PROBLEM TO SOLVE: Below is a listing. Gather each line of it that contains "Academy".

— BEGIN DATA PROVIDED —

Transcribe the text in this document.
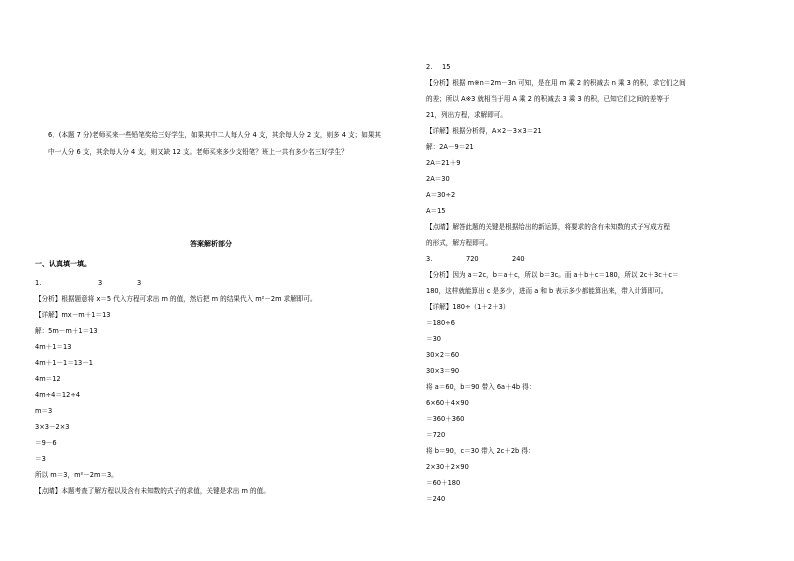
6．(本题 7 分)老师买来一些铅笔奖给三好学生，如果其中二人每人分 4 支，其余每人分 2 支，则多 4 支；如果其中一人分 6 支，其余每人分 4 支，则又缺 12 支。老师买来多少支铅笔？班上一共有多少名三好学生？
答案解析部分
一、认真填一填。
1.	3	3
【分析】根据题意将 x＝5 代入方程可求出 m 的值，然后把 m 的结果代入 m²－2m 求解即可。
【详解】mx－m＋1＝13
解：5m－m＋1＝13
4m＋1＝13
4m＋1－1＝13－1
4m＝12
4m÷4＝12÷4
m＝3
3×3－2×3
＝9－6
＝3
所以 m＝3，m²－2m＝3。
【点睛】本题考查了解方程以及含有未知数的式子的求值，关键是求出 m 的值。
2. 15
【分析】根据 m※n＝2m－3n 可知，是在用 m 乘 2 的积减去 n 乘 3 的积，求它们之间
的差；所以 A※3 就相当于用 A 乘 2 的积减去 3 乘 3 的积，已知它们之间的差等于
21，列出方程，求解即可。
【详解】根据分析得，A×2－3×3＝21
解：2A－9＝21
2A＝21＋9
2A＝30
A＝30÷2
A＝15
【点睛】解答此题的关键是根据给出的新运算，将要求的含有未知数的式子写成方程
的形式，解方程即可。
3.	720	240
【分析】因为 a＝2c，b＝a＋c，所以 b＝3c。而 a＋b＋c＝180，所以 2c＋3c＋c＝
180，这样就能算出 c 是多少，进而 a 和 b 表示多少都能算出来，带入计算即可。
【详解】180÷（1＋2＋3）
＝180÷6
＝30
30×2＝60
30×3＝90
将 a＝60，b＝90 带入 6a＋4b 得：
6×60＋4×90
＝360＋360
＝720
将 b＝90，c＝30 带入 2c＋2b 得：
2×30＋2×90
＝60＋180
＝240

— END DATA PROVIDED —
— BEGIN DATA PROVIDED —

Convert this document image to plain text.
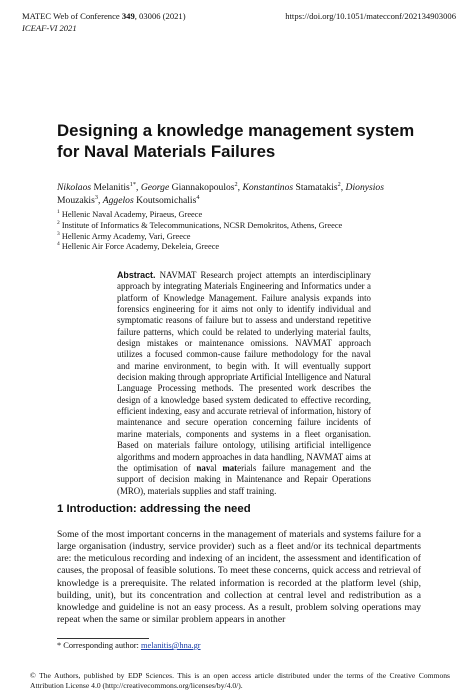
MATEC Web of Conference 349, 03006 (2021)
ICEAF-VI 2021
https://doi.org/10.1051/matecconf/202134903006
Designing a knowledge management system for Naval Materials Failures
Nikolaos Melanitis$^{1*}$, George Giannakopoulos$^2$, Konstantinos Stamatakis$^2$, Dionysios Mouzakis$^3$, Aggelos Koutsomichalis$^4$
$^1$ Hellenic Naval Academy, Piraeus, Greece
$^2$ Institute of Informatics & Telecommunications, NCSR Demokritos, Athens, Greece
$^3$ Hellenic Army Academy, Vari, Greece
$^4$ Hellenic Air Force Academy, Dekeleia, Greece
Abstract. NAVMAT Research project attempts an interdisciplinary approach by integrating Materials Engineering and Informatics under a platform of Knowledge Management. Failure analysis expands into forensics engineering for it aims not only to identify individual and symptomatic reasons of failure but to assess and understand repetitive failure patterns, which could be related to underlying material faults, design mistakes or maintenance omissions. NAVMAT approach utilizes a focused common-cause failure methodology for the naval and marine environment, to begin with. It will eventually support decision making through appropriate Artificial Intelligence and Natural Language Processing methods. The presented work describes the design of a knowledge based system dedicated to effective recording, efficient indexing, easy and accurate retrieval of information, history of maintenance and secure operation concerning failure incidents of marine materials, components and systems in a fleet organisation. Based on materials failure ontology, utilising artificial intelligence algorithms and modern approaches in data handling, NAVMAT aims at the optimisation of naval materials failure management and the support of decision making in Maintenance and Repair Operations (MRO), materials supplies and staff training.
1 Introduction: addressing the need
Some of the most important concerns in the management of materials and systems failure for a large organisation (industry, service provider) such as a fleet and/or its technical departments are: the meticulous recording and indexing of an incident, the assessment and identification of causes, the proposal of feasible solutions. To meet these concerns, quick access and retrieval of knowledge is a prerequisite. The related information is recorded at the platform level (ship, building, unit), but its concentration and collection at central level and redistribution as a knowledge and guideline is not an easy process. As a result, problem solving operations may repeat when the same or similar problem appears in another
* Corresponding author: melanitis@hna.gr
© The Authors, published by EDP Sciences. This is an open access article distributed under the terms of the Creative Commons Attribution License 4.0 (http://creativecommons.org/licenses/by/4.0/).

— END DATA PROVIDED —
— BEGIN DATA PROVIDED —

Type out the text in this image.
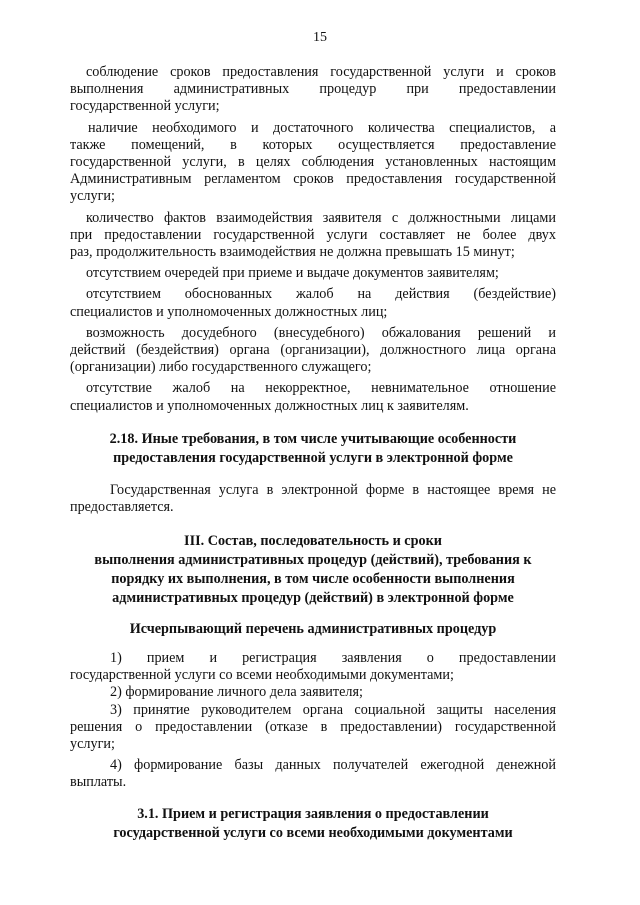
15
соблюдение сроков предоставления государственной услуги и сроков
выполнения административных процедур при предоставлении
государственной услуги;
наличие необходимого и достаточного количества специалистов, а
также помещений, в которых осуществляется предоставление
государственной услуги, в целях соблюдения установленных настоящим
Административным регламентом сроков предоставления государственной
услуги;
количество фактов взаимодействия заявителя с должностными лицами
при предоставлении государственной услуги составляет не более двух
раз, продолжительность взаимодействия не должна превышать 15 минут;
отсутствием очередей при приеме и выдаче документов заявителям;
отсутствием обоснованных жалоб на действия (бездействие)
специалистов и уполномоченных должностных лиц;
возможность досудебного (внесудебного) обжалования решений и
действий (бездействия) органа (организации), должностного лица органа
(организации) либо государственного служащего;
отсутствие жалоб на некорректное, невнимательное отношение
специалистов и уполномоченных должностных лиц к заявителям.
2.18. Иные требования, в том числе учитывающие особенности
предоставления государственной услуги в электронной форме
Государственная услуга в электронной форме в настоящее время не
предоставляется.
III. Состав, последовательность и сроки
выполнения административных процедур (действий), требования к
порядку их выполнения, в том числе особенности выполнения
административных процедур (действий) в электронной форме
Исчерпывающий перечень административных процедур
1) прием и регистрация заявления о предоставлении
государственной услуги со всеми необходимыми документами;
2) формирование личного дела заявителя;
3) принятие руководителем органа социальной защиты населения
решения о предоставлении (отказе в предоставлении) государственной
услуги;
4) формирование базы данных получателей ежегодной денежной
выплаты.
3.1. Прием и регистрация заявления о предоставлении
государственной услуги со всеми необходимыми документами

— END DATA PROVIDED —

EXERCISE RESPONSE:
$^1$ Hellenic Naval Academy, Piraeus, Greece
$^3$ Hellenic Army Academy, Vari, Greece
$^4$ Hellenic Air Force Academy, Dekeleia, Greece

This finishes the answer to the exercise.